▶ _Task brief_
Identify the lines that contain the word "Association", then copy them.

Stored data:
────────────────────────────────────────

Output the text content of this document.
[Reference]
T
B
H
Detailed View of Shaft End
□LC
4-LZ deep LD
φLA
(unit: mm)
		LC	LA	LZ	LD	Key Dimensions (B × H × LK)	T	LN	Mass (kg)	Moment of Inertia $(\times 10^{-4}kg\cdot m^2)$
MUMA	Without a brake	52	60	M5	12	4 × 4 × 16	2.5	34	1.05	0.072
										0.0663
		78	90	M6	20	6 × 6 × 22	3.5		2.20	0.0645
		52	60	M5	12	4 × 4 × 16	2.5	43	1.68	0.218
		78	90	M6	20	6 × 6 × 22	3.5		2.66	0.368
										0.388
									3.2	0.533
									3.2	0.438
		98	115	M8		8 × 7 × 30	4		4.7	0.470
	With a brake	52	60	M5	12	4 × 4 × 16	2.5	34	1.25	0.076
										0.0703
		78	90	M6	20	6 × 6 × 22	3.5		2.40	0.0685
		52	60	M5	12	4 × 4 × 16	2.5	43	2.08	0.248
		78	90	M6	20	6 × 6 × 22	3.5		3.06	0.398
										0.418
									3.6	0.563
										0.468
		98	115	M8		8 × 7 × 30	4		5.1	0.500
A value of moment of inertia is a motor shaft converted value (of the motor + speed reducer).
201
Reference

────────────────────────────────────────

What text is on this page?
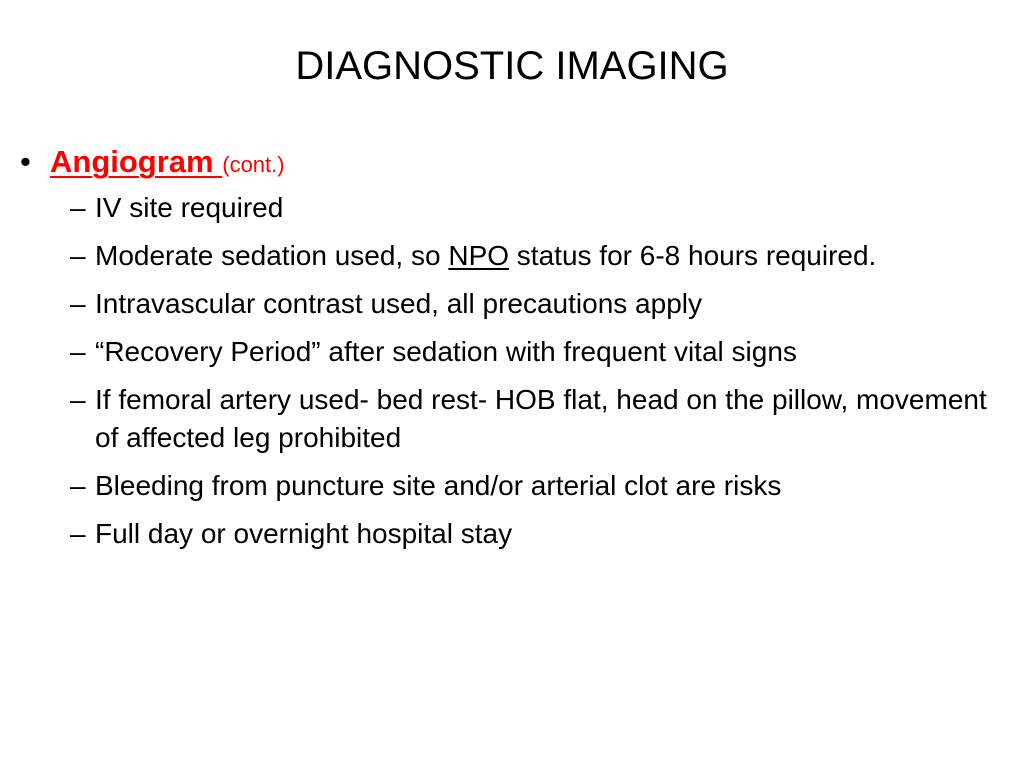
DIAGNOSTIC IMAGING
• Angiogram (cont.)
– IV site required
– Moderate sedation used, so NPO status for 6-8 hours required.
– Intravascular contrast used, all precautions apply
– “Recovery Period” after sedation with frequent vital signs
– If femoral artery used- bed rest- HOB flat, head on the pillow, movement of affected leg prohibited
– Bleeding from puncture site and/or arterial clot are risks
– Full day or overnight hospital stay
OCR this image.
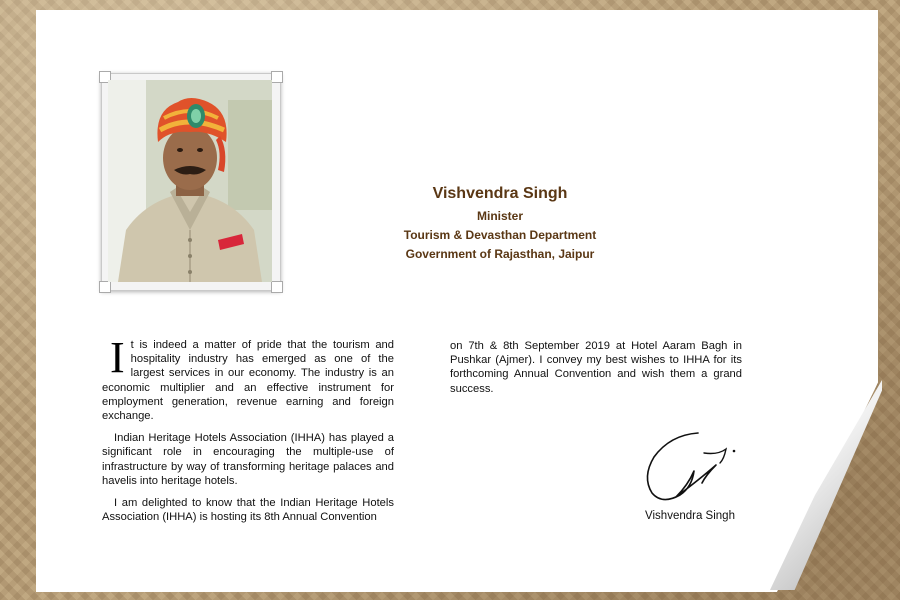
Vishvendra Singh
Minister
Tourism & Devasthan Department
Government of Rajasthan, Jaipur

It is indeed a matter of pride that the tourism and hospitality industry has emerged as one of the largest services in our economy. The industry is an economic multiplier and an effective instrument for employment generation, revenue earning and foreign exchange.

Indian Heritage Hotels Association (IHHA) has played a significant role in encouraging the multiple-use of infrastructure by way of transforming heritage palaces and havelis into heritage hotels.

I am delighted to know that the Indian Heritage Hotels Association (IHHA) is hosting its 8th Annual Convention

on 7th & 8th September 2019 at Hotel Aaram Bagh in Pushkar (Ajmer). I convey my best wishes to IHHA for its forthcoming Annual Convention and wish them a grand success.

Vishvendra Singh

────────────────────────────────────────

▶ _Reply to the exercise_
Indian Heritage Hotels Association (IHHA) has played a significant role in encouraging the multiple-use of infrastructure by way of transforming heritage palaces and havelis into heritage hotels.
I am delighted to know that the Indian Heritage Hotels Association (IHHA) is hosting its 8th Annual Convention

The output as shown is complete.